• _Exercise_: Read the material below and tally how many lines hold the word "Precision", giving the number and nothing else.

-- Begin Exercise input --

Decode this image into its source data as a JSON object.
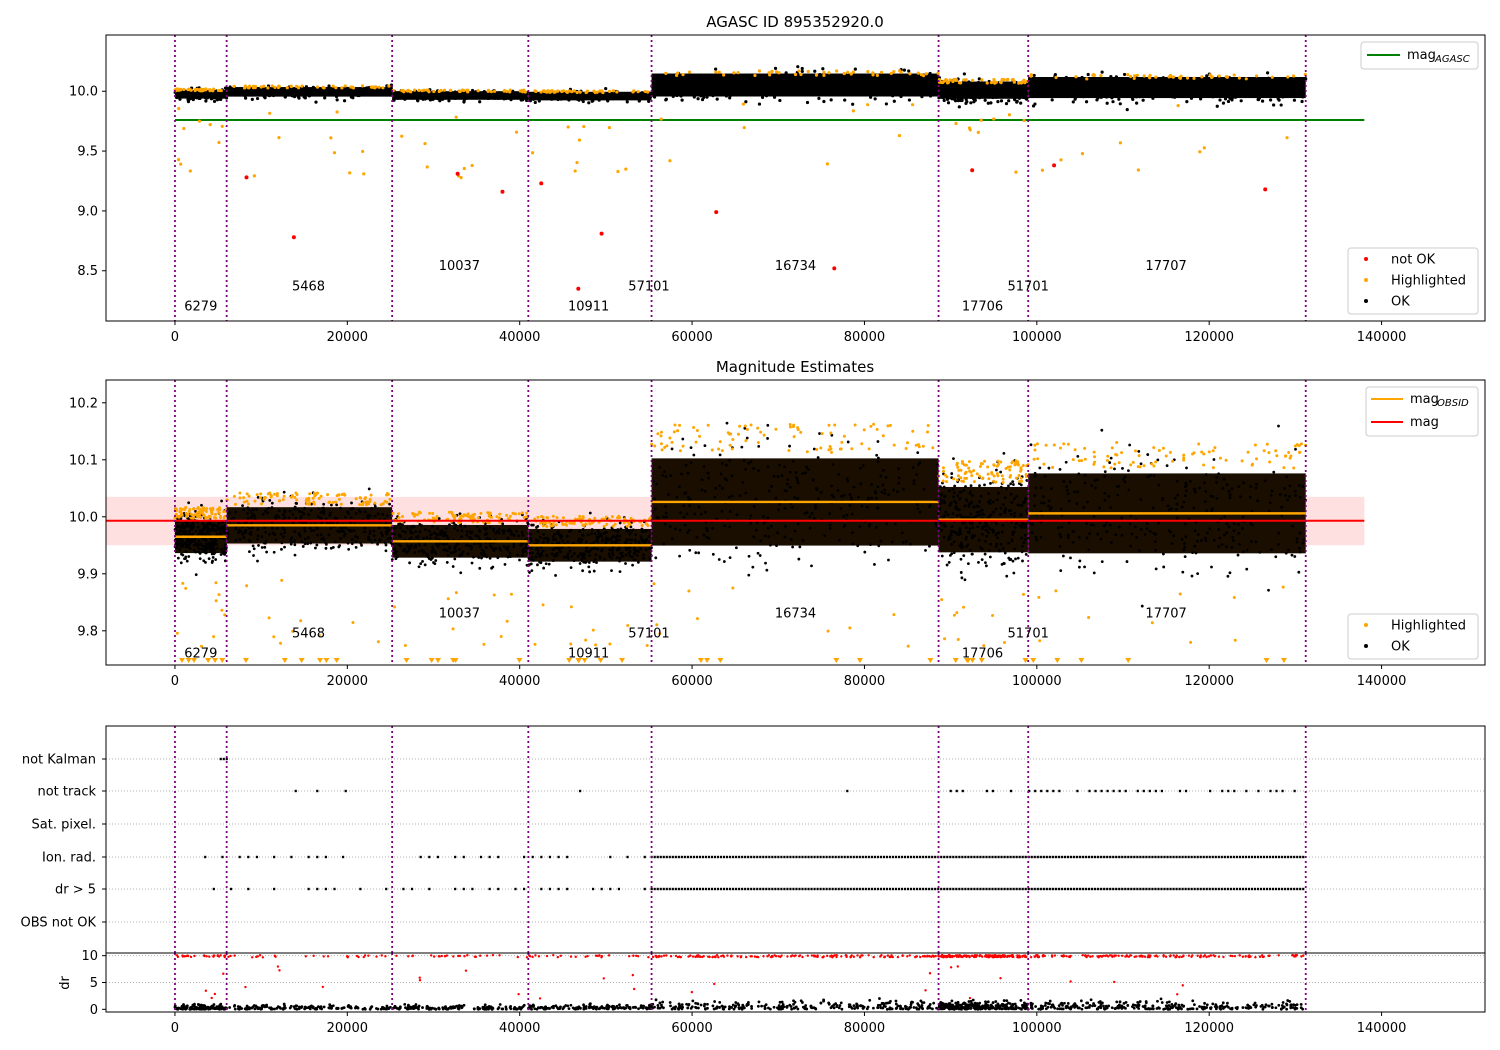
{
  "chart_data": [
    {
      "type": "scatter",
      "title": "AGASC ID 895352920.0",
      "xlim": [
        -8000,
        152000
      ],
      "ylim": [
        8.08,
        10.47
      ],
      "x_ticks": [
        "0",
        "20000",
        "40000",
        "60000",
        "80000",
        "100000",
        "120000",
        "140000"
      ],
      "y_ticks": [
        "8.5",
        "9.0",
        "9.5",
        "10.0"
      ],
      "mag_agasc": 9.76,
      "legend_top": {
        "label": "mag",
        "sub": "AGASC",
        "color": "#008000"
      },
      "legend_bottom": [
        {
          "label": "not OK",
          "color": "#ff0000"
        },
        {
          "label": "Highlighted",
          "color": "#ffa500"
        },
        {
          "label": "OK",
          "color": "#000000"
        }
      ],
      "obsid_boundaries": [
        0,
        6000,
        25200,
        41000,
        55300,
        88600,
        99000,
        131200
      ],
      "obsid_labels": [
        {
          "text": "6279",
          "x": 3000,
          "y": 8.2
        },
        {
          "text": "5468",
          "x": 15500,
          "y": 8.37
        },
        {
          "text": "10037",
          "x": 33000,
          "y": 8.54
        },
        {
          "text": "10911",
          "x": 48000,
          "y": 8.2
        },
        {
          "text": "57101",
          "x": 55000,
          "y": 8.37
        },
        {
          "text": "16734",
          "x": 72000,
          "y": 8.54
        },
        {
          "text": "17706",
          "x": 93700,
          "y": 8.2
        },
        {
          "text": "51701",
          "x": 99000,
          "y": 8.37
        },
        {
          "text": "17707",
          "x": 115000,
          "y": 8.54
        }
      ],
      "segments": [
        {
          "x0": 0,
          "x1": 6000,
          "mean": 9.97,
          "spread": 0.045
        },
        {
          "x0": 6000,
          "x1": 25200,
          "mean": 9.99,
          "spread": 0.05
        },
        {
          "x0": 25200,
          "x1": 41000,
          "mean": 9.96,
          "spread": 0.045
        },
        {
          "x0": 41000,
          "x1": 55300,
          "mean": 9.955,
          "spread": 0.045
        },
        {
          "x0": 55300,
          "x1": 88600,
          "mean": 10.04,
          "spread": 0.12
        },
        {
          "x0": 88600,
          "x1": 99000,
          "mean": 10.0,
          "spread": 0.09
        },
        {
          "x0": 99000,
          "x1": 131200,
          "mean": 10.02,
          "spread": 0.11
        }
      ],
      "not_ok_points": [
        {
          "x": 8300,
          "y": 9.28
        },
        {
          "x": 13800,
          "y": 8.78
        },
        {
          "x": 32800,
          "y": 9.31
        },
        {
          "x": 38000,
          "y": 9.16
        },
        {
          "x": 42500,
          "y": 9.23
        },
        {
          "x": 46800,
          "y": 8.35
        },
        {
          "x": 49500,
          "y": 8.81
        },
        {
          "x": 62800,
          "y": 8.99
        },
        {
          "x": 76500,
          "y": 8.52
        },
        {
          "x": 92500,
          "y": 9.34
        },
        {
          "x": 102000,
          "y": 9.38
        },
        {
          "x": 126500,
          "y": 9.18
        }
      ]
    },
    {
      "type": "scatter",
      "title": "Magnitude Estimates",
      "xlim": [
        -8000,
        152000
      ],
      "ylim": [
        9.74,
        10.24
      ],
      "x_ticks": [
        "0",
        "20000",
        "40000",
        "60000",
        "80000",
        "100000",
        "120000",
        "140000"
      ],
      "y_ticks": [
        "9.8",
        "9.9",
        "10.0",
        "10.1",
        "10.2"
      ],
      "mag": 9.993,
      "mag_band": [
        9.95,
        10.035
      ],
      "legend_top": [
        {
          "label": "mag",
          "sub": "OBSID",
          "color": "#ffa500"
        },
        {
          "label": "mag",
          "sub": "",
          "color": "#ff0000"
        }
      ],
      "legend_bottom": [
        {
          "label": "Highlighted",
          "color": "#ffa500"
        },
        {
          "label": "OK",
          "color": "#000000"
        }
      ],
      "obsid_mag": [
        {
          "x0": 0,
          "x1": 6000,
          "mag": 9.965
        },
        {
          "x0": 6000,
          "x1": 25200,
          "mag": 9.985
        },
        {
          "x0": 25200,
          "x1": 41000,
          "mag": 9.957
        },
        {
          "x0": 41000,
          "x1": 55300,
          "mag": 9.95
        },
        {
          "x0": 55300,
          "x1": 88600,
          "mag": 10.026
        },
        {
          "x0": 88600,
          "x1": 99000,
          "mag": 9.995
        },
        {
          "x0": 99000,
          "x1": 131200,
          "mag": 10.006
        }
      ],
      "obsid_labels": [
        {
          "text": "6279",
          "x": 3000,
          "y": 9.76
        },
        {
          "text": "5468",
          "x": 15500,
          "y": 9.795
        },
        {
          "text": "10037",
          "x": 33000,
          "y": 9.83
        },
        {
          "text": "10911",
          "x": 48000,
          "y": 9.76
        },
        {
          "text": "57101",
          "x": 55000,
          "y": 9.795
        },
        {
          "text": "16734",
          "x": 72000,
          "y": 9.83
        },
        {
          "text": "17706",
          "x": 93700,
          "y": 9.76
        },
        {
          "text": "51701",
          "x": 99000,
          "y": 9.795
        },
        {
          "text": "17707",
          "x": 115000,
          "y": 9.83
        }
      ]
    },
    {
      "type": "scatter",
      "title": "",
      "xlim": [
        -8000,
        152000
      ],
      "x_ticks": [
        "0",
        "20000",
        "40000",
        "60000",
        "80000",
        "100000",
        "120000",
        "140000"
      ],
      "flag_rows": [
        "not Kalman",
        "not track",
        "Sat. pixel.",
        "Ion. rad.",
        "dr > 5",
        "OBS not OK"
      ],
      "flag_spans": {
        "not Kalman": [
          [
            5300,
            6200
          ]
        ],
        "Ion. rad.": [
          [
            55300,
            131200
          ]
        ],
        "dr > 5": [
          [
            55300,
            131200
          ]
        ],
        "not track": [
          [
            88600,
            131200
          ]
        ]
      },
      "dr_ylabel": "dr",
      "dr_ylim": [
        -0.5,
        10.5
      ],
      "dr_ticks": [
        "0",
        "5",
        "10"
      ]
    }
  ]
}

-- End Exercise input --
-- Begin Exercise input --

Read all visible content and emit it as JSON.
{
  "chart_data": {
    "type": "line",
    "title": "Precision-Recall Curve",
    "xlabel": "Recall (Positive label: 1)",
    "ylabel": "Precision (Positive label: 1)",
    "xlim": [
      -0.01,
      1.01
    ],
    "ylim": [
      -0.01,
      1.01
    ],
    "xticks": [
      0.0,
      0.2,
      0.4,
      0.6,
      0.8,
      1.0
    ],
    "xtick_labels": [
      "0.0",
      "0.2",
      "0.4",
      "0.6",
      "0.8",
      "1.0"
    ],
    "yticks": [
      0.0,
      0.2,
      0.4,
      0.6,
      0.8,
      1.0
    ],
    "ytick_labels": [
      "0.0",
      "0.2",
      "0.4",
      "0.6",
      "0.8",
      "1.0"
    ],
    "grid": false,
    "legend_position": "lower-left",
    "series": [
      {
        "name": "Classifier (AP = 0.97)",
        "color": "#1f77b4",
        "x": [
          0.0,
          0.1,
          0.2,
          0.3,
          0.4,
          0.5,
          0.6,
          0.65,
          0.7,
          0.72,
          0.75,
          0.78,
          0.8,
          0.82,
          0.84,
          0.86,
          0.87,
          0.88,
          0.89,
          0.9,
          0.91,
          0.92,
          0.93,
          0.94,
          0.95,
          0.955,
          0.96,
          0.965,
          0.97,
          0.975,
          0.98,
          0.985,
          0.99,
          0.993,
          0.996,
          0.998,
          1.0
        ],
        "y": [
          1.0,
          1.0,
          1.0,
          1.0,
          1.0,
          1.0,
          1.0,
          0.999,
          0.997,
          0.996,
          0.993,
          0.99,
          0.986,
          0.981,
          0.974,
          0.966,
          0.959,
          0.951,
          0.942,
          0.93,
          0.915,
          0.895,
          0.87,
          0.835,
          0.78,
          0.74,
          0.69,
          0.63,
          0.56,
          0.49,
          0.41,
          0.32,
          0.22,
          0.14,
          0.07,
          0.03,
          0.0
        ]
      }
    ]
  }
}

-- End Exercise input --

• _Worked answer_: 2